Each line of the material must be repeated precisely, with the pictures left out.

(Dataset listings of figures)
-- Start --
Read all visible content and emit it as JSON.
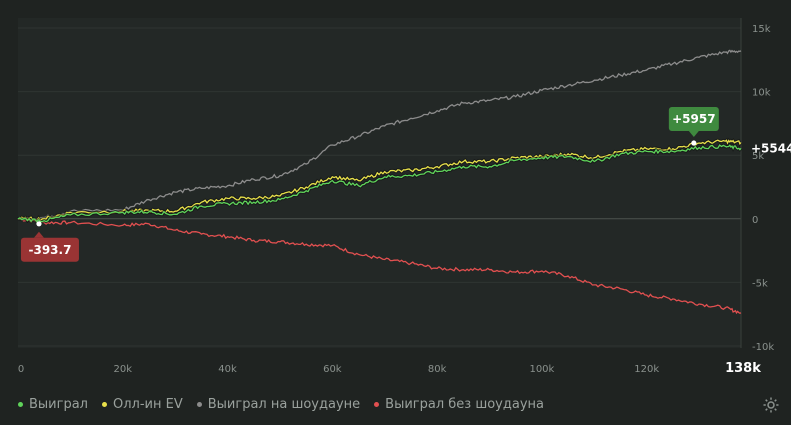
{
  "chart_data": {
    "type": "line",
    "x_ticks": [
      "0",
      "20k",
      "40k",
      "60k",
      "80k",
      "100k",
      "120k",
      "138k"
    ],
    "y_ticks": [
      "15k",
      "10k",
      "5k",
      "0",
      "-5k",
      "-10k"
    ],
    "xlim": [
      0,
      138000
    ],
    "ylim": [
      -10000,
      15000
    ],
    "grid": true,
    "legend_position": "bottom-left",
    "series": [
      {
        "name": "Выиграл",
        "color": "#5fd35a",
        "x": [
          0,
          5000,
          10000,
          20000,
          25000,
          30000,
          35000,
          40000,
          45000,
          50000,
          55000,
          60000,
          65000,
          70000,
          75000,
          80000,
          85000,
          90000,
          95000,
          100000,
          105000,
          110000,
          115000,
          120000,
          125000,
          130000,
          135000,
          138000
        ],
        "y": [
          0,
          -150,
          300,
          500,
          550,
          350,
          1000,
          1200,
          1300,
          1500,
          2200,
          3000,
          2600,
          3300,
          3400,
          3700,
          4100,
          4100,
          4600,
          4800,
          4900,
          4500,
          5100,
          5300,
          5300,
          5600,
          5700,
          5544
        ]
      },
      {
        "name": "Олл-ин EV",
        "color": "#e8e04a",
        "x": [
          0,
          5000,
          10000,
          20000,
          25000,
          30000,
          35000,
          40000,
          45000,
          50000,
          55000,
          60000,
          65000,
          70000,
          75000,
          80000,
          85000,
          90000,
          95000,
          100000,
          105000,
          110000,
          115000,
          120000,
          125000,
          130000,
          135000,
          138000
        ],
        "y": [
          0,
          0,
          500,
          600,
          650,
          600,
          1300,
          1600,
          1600,
          1800,
          2500,
          3300,
          3000,
          3700,
          3800,
          4100,
          4500,
          4500,
          4800,
          4900,
          5100,
          4800,
          5300,
          5500,
          5500,
          5957,
          6100,
          6000
        ]
      },
      {
        "name": "Выиграл на шоудауне",
        "color": "#8c8c8c",
        "x": [
          0,
          5000,
          10000,
          20000,
          25000,
          30000,
          35000,
          40000,
          45000,
          50000,
          55000,
          60000,
          65000,
          70000,
          75000,
          80000,
          85000,
          90000,
          95000,
          100000,
          105000,
          110000,
          115000,
          120000,
          125000,
          130000,
          135000,
          138000
        ],
        "y": [
          0,
          100,
          600,
          700,
          1500,
          2100,
          2400,
          2600,
          3100,
          3400,
          4300,
          5800,
          6500,
          7300,
          7900,
          8500,
          9100,
          9300,
          9600,
          10100,
          10500,
          10900,
          11300,
          11700,
          12200,
          12700,
          13100,
          13200
        ]
      },
      {
        "name": "Выиграл без шоудауна",
        "color": "#e25050",
        "x": [
          0,
          5000,
          10000,
          20000,
          25000,
          30000,
          35000,
          40000,
          45000,
          50000,
          55000,
          60000,
          65000,
          70000,
          75000,
          80000,
          85000,
          90000,
          95000,
          100000,
          105000,
          110000,
          115000,
          120000,
          125000,
          130000,
          135000,
          138000
        ],
        "y": [
          0,
          -300,
          -300,
          -500,
          -400,
          -900,
          -1200,
          -1400,
          -1700,
          -1800,
          -2000,
          -2100,
          -2800,
          -3200,
          -3500,
          -3900,
          -4000,
          -4000,
          -4200,
          -4100,
          -4500,
          -5200,
          -5500,
          -6000,
          -6300,
          -6700,
          -7000,
          -7400
        ]
      }
    ],
    "annotations": [
      {
        "text": "-393.7",
        "x": 4000,
        "y": -393.7,
        "color": "#9a3434",
        "placement": "below"
      },
      {
        "text": "+5957",
        "x": 129000,
        "y": 5957,
        "color": "#3f8a3f",
        "placement": "above"
      }
    ],
    "end_label": "+5544"
  },
  "toolbar": {
    "settings_icon": "gear-icon"
  }
}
-- End --
- Reply -
Read all visible content and emit it as JSON.
{
  "chart_data": {
    "type": "line",
    "x_ticks": [
      "0",
      "20k",
      "40k",
      "60k",
      "80k",
      "100k",
      "120k",
      "138k"
    ],
    "y_ticks": [
      "15k",
      "10k",
      "5k",
      "0",
      "-5k",
      "-10k"
    ],
    "xlim": [
      0,
      138000
    ],
    "ylim": [
      -10000,
      15000
    ],
    "grid": true,
    "legend_position": "bottom-left",
    "series": [
      {
        "name": "Выиграл",
        "color": "#5fd35a",
        "x": [
          0,
          5000,
          10000,
          20000,
          25000,
          30000,
          35000,
          40000,
          45000,
          50000,
          55000,
          60000,
          65000,
          70000,
          75000,
          80000,
          85000,
          90000,
          95000,
          100000,
          105000,
          110000,
          115000,
          120000,
          125000,
          130000,
          135000,
          138000
        ],
        "y": [
          0,
          -150,
          300,
          500,
          550,
          350,
          1000,
          1200,
          1300,
          1500,
          2200,
          3000,
          2600,
          3300,
          3400,
          3700,
          4100,
          4100,
          4600,
          4800,
          4900,
          4500,
          5100,
          5300,
          5300,
          5600,
          5700,
          5544
        ]
      },
      {
        "name": "Олл-ин EV",
        "color": "#e8e04a",
        "x": [
          0,
          5000,
          10000,
          20000,
          25000,
          30000,
          35000,
          40000,
          45000,
          50000,
          55000,
          60000,
          65000,
          70000,
          75000,
          80000,
          85000,
          90000,
          95000,
          100000,
          105000,
          110000,
          115000,
          120000,
          125000,
          130000,
          135000,
          138000
        ],
        "y": [
          0,
          0,
          500,
          600,
          650,
          600,
          1300,
          1600,
          1600,
          1800,
          2500,
          3300,
          3000,
          3700,
          3800,
          4100,
          4500,
          4500,
          4800,
          4900,
          5100,
          4800,
          5300,
          5500,
          5500,
          5957,
          6100,
          6000
        ]
      },
      {
        "name": "Выиграл на шоудауне",
        "color": "#8c8c8c",
        "x": [
          0,
          5000,
          10000,
          20000,
          25000,
          30000,
          35000,
          40000,
          45000,
          50000,
          55000,
          60000,
          65000,
          70000,
          75000,
          80000,
          85000,
          90000,
          95000,
          100000,
          105000,
          110000,
          115000,
          120000,
          125000,
          130000,
          135000,
          138000
        ],
        "y": [
          0,
          100,
          600,
          700,
          1500,
          2100,
          2400,
          2600,
          3100,
          3400,
          4300,
          5800,
          6500,
          7300,
          7900,
          8500,
          9100,
          9300,
          9600,
          10100,
          10500,
          10900,
          11300,
          11700,
          12200,
          12700,
          13100,
          13200
        ]
      },
      {
        "name": "Выиграл без шоудауна",
        "color": "#e25050",
        "x": [
          0,
          5000,
          10000,
          20000,
          25000,
          30000,
          35000,
          40000,
          45000,
          50000,
          55000,
          60000,
          65000,
          70000,
          75000,
          80000,
          85000,
          90000,
          95000,
          100000,
          105000,
          110000,
          115000,
          120000,
          125000,
          130000,
          135000,
          138000
        ],
        "y": [
          0,
          -300,
          -300,
          -500,
          -400,
          -900,
          -1200,
          -1400,
          -1700,
          -1800,
          -2000,
          -2100,
          -2800,
          -3200,
          -3500,
          -3900,
          -4000,
          -4000,
          -4200,
          -4100,
          -4500,
          -5200,
          -5500,
          -6000,
          -6300,
          -6700,
          -7000,
          -7400
        ]
      }
    ],
    "annotations": [
      {
        "text": "-393.7",
        "x": 4000,
        "y": -393.7,
        "color": "#9a3434",
        "placement": "below"
      },
      {
        "text": "+5957",
        "x": 129000,
        "y": 5957,
        "color": "#3f8a3f",
        "placement": "above"
      }
    ],
    "end_label": "+5544"
  },
  "toolbar": {
    "settings_icon": "gear-icon"
  }
}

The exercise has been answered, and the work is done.